Your objective: Look for the string "name" and copy every line that has it.
━━━━━━━━
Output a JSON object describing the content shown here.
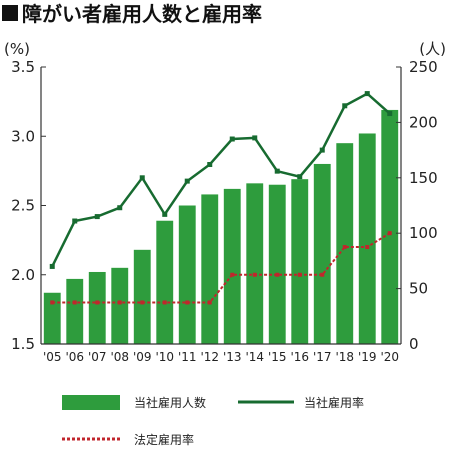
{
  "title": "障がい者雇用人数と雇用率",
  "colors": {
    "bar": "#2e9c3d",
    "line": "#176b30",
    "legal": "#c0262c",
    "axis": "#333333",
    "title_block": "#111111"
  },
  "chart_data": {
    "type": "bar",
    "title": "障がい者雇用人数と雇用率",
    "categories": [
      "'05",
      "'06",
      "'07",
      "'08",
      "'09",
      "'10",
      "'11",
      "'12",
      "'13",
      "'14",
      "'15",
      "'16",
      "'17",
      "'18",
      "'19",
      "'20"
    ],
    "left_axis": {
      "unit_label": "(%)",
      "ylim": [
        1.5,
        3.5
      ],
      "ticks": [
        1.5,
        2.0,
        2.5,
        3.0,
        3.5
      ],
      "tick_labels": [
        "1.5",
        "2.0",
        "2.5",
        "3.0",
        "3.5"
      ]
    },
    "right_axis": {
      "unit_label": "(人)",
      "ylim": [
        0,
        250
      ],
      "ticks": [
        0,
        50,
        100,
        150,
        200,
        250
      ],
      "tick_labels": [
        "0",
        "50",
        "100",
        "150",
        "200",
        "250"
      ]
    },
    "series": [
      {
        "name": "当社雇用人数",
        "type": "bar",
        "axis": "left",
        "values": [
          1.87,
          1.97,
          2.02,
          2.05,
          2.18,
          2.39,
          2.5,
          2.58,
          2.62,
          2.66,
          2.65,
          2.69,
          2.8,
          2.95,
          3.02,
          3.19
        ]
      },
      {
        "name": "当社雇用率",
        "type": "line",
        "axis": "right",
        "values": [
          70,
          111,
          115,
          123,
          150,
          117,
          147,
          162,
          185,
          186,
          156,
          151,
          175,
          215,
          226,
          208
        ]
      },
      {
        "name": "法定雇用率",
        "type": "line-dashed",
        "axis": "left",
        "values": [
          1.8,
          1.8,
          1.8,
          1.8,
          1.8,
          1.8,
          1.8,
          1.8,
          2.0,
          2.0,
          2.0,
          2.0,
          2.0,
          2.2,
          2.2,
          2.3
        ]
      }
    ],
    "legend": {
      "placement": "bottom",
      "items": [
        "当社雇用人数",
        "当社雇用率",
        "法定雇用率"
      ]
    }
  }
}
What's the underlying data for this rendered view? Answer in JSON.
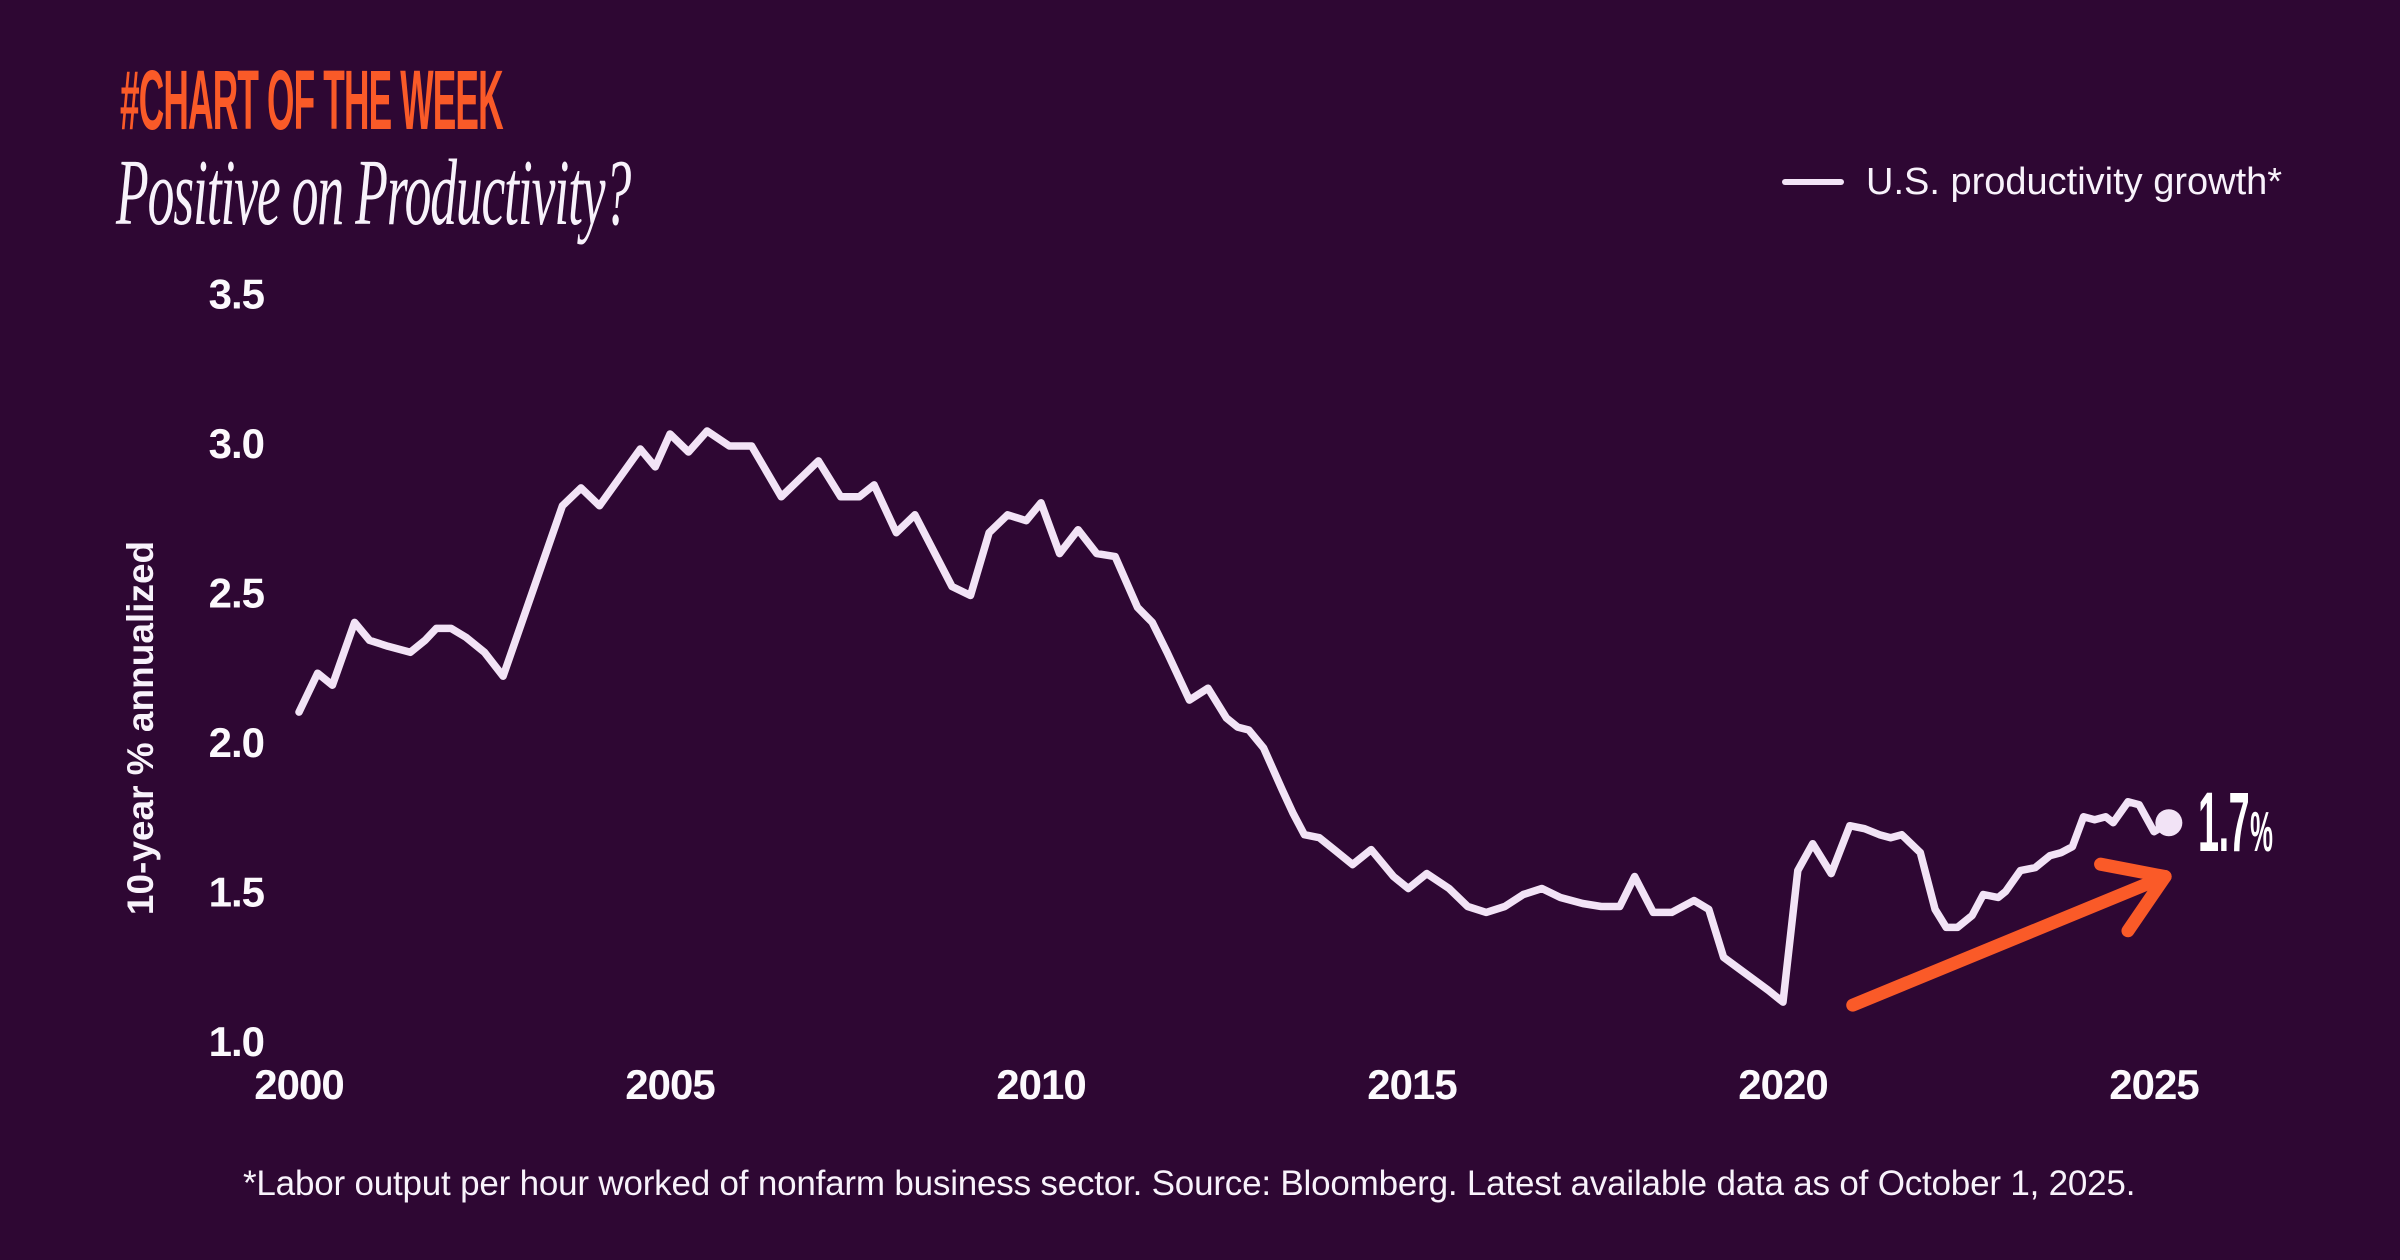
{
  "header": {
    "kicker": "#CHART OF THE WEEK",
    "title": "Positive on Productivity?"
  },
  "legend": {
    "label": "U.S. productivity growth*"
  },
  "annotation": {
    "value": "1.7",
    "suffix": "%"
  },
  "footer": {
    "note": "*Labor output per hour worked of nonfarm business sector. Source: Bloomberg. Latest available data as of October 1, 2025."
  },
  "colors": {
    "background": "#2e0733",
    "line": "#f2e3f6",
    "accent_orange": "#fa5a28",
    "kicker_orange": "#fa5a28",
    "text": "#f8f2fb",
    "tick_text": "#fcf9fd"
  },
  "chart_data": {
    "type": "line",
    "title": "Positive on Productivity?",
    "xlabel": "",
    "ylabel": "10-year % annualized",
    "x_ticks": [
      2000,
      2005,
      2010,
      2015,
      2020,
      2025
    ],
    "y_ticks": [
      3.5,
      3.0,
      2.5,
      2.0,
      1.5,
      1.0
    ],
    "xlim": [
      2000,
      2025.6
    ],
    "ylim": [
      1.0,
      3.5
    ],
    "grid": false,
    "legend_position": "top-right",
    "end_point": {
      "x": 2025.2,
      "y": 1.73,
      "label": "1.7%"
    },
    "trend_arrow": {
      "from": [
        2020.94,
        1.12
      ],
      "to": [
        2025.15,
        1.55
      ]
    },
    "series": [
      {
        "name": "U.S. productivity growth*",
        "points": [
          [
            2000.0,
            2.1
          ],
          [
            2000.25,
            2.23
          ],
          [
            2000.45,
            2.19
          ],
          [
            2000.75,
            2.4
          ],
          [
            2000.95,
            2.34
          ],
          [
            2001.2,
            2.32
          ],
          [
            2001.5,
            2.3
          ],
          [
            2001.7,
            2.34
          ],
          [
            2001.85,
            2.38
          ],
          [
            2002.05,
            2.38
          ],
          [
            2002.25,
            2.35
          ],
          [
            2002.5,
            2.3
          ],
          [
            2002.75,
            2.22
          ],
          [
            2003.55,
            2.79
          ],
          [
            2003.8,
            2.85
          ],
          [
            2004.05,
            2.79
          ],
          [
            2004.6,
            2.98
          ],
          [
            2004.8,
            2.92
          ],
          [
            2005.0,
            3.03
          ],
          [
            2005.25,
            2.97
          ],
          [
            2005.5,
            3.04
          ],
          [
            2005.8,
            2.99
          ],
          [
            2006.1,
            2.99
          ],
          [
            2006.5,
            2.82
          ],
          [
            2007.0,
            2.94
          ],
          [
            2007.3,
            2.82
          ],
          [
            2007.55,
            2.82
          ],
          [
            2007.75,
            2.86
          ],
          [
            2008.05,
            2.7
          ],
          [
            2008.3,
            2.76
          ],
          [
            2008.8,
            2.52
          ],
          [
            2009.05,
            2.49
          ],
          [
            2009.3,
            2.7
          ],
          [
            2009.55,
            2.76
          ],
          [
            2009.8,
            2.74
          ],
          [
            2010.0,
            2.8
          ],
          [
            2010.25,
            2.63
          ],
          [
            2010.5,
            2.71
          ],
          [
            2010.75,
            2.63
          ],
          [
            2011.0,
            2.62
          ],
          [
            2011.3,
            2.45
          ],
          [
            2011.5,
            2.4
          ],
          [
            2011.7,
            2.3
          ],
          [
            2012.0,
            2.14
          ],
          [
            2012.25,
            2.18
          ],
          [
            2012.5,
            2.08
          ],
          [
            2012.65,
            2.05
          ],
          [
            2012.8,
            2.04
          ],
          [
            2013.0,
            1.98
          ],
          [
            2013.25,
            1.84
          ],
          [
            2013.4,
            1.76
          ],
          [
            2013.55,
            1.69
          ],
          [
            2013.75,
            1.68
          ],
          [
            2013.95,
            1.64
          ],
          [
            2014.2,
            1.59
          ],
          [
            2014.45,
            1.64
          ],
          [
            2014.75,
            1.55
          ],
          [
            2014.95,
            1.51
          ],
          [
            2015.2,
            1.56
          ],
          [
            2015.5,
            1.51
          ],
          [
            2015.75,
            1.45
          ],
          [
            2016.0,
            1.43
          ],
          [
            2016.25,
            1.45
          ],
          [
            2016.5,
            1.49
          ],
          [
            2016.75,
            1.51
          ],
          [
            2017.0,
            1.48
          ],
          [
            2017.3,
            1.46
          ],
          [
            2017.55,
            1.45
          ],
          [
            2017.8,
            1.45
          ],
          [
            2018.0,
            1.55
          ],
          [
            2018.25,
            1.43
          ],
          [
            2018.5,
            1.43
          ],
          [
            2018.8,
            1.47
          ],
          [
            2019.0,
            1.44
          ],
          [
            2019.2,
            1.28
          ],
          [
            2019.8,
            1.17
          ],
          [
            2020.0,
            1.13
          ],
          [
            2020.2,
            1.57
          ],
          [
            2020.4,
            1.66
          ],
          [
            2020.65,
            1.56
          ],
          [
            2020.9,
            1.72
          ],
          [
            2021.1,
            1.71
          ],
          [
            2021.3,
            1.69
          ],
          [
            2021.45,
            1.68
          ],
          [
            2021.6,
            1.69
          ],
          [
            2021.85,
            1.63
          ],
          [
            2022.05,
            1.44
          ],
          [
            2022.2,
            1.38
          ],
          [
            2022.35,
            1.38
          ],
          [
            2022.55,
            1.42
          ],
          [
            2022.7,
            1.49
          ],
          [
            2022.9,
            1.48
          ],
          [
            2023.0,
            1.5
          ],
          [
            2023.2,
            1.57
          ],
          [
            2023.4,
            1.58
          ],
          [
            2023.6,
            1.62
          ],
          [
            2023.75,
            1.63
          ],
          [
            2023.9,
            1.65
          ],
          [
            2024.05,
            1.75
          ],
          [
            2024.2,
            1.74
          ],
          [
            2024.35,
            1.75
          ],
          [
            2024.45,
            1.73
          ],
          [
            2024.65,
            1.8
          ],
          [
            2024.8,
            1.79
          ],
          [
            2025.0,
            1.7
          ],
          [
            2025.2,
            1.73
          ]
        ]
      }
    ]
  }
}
━━━━━━━━
Result of this task:
        "name": "当社雇用人数",
        "name": "当社雇用率",
        "name": "法定雇用率",
        "name": "U.S. productivity growth*",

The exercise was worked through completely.